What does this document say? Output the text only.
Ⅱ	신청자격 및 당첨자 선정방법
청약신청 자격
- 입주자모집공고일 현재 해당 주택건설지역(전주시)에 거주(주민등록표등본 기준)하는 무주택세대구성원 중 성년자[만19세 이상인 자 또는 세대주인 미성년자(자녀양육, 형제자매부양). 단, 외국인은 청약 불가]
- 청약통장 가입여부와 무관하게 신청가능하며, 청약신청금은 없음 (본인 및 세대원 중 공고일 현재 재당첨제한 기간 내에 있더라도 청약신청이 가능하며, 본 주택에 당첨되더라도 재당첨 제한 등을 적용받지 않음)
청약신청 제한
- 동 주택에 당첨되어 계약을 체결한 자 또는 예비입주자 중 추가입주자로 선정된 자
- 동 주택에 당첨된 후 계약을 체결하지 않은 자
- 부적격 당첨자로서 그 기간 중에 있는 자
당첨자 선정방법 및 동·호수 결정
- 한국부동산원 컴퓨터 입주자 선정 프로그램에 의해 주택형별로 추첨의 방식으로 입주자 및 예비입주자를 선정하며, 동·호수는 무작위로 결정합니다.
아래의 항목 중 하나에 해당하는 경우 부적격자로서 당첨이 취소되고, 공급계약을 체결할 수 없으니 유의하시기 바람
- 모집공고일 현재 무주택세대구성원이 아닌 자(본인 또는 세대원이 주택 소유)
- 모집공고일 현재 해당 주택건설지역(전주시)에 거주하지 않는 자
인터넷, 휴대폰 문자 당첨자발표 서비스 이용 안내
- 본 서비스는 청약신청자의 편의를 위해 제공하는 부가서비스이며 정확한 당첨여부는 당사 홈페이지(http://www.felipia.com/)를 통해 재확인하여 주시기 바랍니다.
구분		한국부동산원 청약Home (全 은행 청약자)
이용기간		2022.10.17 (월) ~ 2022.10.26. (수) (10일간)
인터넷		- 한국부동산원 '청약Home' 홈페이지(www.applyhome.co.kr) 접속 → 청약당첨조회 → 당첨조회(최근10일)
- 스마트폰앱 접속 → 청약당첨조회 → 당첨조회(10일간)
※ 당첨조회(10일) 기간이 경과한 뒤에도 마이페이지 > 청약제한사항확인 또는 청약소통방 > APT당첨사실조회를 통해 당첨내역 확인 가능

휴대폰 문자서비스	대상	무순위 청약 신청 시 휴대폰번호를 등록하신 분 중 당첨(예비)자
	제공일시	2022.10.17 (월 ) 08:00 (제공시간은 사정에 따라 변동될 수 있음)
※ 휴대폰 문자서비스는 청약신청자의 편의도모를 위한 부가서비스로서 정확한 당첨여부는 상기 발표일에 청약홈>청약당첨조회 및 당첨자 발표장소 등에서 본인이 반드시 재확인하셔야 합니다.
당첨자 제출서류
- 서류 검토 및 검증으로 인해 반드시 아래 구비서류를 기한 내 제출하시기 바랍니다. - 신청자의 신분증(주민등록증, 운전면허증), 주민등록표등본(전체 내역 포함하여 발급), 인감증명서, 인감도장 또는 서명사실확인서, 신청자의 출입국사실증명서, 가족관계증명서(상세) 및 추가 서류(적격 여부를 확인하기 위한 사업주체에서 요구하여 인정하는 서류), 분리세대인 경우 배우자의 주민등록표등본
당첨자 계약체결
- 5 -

----

* **The problem**
Return every line exactly.

* **Solution for this exercise**
What does this document say? Output the text only.
Ⅱ	신청자격 및 당첨자 선정방법
청약신청 자격
- 입주자모집공고일 현재 해당 주택건설지역(전주시)에 거주(주민등록표등본 기준)하는 무주택세대구성원 중 성년자[만19세 이상인 자 또는 세대주인 미성년자(자녀양육, 형제자매부양). 단, 외국인은 청약 불가]
- 청약통장 가입여부와 무관하게 신청가능하며, 청약신청금은 없음 (본인 및 세대원 중 공고일 현재 재당첨제한 기간 내에 있더라도 청약신청이 가능하며, 본 주택에 당첨되더라도 재당첨 제한 등을 적용받지 않음)
청약신청 제한
- 동 주택에 당첨되어 계약을 체결한 자 또는 예비입주자 중 추가입주자로 선정된 자
- 동 주택에 당첨된 후 계약을 체결하지 않은 자
- 부적격 당첨자로서 그 기간 중에 있는 자
당첨자 선정방법 및 동·호수 결정
- 한국부동산원 컴퓨터 입주자 선정 프로그램에 의해 주택형별로 추첨의 방식으로 입주자 및 예비입주자를 선정하며, 동·호수는 무작위로 결정합니다.
아래의 항목 중 하나에 해당하는 경우 부적격자로서 당첨이 취소되고, 공급계약을 체결할 수 없으니 유의하시기 바람
- 모집공고일 현재 무주택세대구성원이 아닌 자(본인 또는 세대원이 주택 소유)
- 모집공고일 현재 해당 주택건설지역(전주시)에 거주하지 않는 자
인터넷, 휴대폰 문자 당첨자발표 서비스 이용 안내
- 본 서비스는 청약신청자의 편의를 위해 제공하는 부가서비스이며 정확한 당첨여부는 당사 홈페이지(http://www.felipia.com/)를 통해 재확인하여 주시기 바랍니다.
구분		한국부동산원 청약Home (全 은행 청약자)
이용기간		2022.10.17 (월) ~ 2022.10.26. (수) (10일간)
인터넷		- 한국부동산원 '청약Home' 홈페이지(www.applyhome.co.kr) 접속 → 청약당첨조회 → 당첨조회(최근10일)
- 스마트폰앱 접속 → 청약당첨조회 → 당첨조회(10일간)
※ 당첨조회(10일) 기간이 경과한 뒤에도 마이페이지 > 청약제한사항확인 또는 청약소통방 > APT당첨사실조회를 통해 당첨내역 확인 가능

휴대폰 문자서비스	대상	무순위 청약 신청 시 휴대폰번호를 등록하신 분 중 당첨(예비)자
	제공일시	2022.10.17 (월 ) 08:00 (제공시간은 사정에 따라 변동될 수 있음)
※ 휴대폰 문자서비스는 청약신청자의 편의도모를 위한 부가서비스로서 정확한 당첨여부는 상기 발표일에 청약홈>청약당첨조회 및 당첨자 발표장소 등에서 본인이 반드시 재확인하셔야 합니다.
당첨자 제출서류
- 서류 검토 및 검증으로 인해 반드시 아래 구비서류를 기한 내 제출하시기 바랍니다. - 신청자의 신분증(주민등록증, 운전면허증), 주민등록표등본(전체 내역 포함하여 발급), 인감증명서, 인감도장 또는 서명사실확인서, 신청자의 출입국사실증명서, 가족관계증명서(상세) 및 추가 서류(적격 여부를 확인하기 위한 사업주체에서 요구하여 인정하는 서류), 분리세대인 경우 배우자의 주민등록표등본
당첨자 계약체결
- 5 -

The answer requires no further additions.